# Prompt
Reproduce the rows from the line with "I need the location" up to and including the line with "create-icon[interactable] (222, 981, 256, 1015)", substituting "Five Guys" for "FIVE GUYS" and leaving all else unchanged.

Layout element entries
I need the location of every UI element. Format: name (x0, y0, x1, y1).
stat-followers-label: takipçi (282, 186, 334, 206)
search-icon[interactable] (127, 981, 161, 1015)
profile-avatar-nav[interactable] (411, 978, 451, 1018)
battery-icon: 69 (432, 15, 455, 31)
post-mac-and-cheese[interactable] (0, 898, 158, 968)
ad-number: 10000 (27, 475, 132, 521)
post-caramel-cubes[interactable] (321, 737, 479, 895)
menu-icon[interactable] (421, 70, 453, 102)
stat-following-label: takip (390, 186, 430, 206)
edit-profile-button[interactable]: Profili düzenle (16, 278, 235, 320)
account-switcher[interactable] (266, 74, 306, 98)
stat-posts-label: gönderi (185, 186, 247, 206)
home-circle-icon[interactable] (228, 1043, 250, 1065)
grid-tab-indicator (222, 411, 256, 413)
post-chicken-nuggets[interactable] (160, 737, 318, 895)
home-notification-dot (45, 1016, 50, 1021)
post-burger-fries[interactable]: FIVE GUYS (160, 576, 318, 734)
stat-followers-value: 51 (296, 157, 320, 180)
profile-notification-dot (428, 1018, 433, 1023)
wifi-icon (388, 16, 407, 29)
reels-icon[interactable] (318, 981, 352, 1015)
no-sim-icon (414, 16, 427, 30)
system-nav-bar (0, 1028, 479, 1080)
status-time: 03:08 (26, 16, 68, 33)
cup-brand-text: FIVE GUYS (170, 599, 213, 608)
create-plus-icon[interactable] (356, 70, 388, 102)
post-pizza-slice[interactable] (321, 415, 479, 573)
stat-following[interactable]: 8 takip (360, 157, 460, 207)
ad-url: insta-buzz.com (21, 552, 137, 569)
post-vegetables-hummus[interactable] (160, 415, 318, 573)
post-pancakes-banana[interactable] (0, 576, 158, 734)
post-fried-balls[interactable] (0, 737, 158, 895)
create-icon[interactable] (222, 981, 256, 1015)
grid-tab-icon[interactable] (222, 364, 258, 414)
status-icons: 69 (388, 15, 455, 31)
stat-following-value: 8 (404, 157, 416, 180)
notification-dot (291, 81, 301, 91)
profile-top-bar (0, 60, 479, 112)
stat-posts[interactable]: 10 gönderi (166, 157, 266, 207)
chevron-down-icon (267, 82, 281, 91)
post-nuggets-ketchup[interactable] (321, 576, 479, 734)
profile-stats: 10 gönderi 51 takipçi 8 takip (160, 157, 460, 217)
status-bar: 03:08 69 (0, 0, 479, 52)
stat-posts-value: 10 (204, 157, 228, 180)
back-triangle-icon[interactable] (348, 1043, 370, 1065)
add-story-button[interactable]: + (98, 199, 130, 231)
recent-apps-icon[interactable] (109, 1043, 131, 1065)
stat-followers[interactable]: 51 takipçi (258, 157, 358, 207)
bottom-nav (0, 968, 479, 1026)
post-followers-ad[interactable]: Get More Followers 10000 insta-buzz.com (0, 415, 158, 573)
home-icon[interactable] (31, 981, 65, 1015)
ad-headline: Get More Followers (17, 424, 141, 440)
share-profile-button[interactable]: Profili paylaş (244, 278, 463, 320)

--

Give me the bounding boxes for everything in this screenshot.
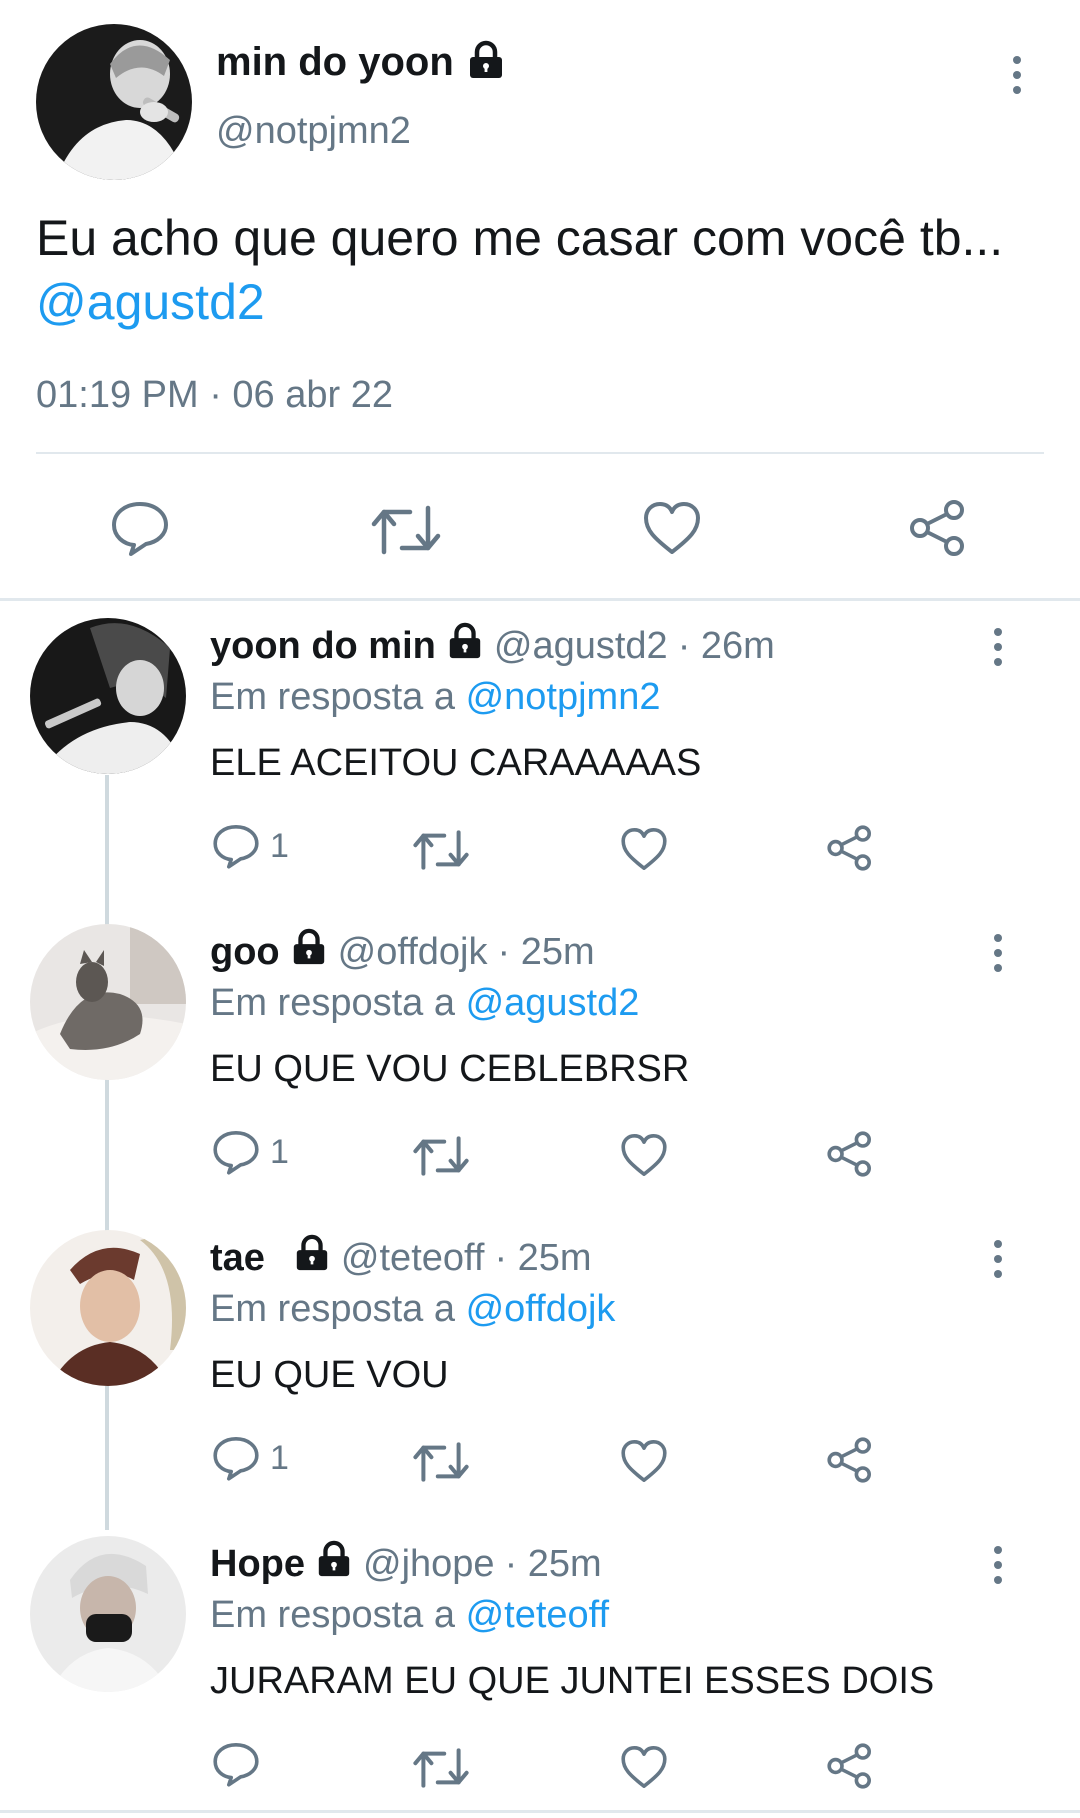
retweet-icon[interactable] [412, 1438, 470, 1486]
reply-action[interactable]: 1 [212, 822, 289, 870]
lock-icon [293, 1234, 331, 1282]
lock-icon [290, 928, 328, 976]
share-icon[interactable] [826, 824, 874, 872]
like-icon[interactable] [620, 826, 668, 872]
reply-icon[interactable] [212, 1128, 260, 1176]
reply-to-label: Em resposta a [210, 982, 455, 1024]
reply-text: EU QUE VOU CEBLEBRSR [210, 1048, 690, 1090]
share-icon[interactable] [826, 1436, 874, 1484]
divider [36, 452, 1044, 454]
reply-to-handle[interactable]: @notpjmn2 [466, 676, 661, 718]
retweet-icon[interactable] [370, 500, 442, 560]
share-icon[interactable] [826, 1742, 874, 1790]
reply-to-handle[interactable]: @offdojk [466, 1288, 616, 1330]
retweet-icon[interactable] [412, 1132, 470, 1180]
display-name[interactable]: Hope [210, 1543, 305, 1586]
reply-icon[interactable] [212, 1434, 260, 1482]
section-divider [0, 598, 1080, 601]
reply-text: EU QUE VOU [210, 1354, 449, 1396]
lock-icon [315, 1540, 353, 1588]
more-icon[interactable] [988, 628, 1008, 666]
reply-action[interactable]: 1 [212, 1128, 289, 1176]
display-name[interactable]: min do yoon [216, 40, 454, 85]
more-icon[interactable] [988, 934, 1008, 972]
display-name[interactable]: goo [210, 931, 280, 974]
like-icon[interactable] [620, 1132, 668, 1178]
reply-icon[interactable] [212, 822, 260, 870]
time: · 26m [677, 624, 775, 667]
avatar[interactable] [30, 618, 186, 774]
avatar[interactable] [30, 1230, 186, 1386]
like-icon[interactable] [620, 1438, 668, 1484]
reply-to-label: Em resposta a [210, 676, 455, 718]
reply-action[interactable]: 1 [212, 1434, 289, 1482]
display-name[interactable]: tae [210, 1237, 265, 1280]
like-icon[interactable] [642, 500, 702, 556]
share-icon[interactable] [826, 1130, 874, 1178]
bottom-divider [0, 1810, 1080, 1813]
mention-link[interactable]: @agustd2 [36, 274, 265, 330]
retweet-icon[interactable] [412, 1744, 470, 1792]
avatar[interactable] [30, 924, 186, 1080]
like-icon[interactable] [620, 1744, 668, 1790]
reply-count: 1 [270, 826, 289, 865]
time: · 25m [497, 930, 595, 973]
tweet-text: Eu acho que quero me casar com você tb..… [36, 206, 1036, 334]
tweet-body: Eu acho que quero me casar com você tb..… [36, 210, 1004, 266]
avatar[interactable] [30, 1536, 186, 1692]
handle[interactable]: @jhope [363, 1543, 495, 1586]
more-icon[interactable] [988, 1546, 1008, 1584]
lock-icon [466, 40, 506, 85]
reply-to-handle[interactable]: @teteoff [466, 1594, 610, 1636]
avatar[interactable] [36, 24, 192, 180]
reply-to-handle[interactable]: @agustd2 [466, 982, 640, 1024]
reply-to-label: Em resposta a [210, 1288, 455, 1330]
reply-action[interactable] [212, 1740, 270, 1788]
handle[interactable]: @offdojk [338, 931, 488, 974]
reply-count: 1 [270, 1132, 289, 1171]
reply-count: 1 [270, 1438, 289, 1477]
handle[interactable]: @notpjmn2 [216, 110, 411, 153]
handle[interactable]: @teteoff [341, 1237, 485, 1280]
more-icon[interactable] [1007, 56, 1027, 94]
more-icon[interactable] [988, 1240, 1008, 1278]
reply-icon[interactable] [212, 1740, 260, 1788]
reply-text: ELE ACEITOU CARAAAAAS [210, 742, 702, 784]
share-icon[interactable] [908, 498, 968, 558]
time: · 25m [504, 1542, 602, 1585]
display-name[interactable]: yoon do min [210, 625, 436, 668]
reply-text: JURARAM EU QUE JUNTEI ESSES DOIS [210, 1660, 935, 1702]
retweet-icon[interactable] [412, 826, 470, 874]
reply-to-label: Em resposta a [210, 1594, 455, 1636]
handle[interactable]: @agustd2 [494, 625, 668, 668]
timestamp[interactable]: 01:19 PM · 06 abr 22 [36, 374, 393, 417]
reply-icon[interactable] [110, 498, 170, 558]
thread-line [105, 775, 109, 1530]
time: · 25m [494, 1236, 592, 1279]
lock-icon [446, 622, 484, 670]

# Correct result
I need the location of every UI element. Format: name (x0, y0, x1, y1).
stat-followers-label: takipçi (282, 186, 334, 206)
search-icon[interactable] (127, 981, 161, 1015)
profile-avatar-nav[interactable] (411, 978, 451, 1018)
battery-icon: 69 (432, 15, 455, 31)
post-mac-and-cheese[interactable] (0, 898, 158, 968)
ad-number: 10000 (27, 475, 132, 521)
post-caramel-cubes[interactable] (321, 737, 479, 895)
menu-icon[interactable] (421, 70, 453, 102)
stat-following-label: takip (390, 186, 430, 206)
edit-profile-button[interactable]: Profili düzenle (16, 278, 235, 320)
account-switcher[interactable] (266, 74, 306, 98)
stat-posts-label: gönderi (185, 186, 247, 206)
home-circle-icon[interactable] (228, 1043, 250, 1065)
grid-tab-indicator (222, 411, 256, 413)
post-chicken-nuggets[interactable] (160, 737, 318, 895)
home-notification-dot (45, 1016, 50, 1021)
post-burger-fries[interactable]: Five Guys (160, 576, 318, 734)
stat-followers-value: 51 (296, 157, 320, 180)
profile-notification-dot (428, 1018, 433, 1023)
wifi-icon (388, 16, 407, 29)
reels-icon[interactable] (318, 981, 352, 1015)
no-sim-icon (414, 16, 427, 30)
system-nav-bar (0, 1028, 479, 1080)
status-time: 03:08 (26, 16, 68, 33)
cup-brand-text: Five Guys (170, 599, 213, 608)
create-plus-icon[interactable] (356, 70, 388, 102)
post-pizza-slice[interactable] (321, 415, 479, 573)
stat-following[interactable]: 8 takip (360, 157, 460, 207)
ad-url: insta-buzz.com (21, 552, 137, 569)
post-vegetables-hummus[interactable] (160, 415, 318, 573)
post-pancakes-banana[interactable] (0, 576, 158, 734)
post-fried-balls[interactable] (0, 737, 158, 895)
create-icon[interactable] (222, 981, 256, 1015)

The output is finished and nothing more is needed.